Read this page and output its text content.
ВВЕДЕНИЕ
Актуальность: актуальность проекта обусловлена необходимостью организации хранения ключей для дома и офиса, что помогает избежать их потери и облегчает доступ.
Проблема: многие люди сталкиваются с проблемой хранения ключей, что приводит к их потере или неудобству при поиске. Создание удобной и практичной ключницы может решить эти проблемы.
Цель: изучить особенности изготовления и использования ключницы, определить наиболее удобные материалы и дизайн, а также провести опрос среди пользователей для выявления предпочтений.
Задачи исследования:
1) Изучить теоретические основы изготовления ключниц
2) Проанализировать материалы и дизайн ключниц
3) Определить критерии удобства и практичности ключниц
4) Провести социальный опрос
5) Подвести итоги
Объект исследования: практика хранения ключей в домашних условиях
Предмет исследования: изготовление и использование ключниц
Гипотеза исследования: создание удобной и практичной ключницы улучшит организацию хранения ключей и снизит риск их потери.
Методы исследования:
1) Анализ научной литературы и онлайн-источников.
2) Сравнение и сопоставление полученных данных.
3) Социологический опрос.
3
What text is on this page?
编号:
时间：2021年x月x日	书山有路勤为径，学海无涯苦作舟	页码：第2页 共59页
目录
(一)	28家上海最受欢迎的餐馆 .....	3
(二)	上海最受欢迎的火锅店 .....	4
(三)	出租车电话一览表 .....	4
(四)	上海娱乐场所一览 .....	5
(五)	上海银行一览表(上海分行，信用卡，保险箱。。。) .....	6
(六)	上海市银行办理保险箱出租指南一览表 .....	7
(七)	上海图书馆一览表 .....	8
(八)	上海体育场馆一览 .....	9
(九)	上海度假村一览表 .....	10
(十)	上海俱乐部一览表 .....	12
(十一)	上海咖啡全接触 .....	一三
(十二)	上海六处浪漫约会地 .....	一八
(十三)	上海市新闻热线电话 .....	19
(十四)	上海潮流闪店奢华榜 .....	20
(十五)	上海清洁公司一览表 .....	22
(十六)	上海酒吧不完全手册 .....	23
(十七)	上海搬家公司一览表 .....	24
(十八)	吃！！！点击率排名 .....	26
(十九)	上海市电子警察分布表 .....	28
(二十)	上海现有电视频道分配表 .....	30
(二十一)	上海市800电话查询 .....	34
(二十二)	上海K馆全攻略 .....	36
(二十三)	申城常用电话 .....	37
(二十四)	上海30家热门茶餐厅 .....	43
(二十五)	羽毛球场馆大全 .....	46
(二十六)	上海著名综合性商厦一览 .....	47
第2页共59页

----------

YOUR TASK →
Print again the material above, limited to the lines from the one holding "What text is on this page?" through the last, inclusive.

EXPECTED OUTPUT →
What text is on this page?
编号:
时间：2021年x月x日	书山有路勤为径，学海无涯苦作舟	页码：第2页 共59页
目录
(一)	28家上海最受欢迎的餐馆 .....	3
(二)	上海最受欢迎的火锅店 .....	4
(三)	出租车电话一览表 .....	4
(四)	上海娱乐场所一览 .....	5
(五)	上海银行一览表(上海分行，信用卡，保险箱。。。) .....	6
(六)	上海市银行办理保险箱出租指南一览表 .....	7
(七)	上海图书馆一览表 .....	8
(八)	上海体育场馆一览 .....	9
(九)	上海度假村一览表 .....	10
(十)	上海俱乐部一览表 .....	12
(十一)	上海咖啡全接触 .....	一三
(十二)	上海六处浪漫约会地 .....	一八
(十三)	上海市新闻热线电话 .....	19
(十四)	上海潮流闪店奢华榜 .....	20
(十五)	上海清洁公司一览表 .....	22
(十六)	上海酒吧不完全手册 .....	23
(十七)	上海搬家公司一览表 .....	24
(十八)	吃！！！点击率排名 .....	26
(十九)	上海市电子警察分布表 .....	28
(二十)	上海现有电视频道分配表 .....	30
(二十一)	上海市800电话查询 .....	34
(二十二)	上海K馆全攻略 .....	36
(二十三)	申城常用电话 .....	37
(二十四)	上海30家热门茶餐厅 .....	43
(二十五)	羽毛球场馆大全 .....	46
(二十六)	上海著名综合性商厦一览 .....	47
第2页共59页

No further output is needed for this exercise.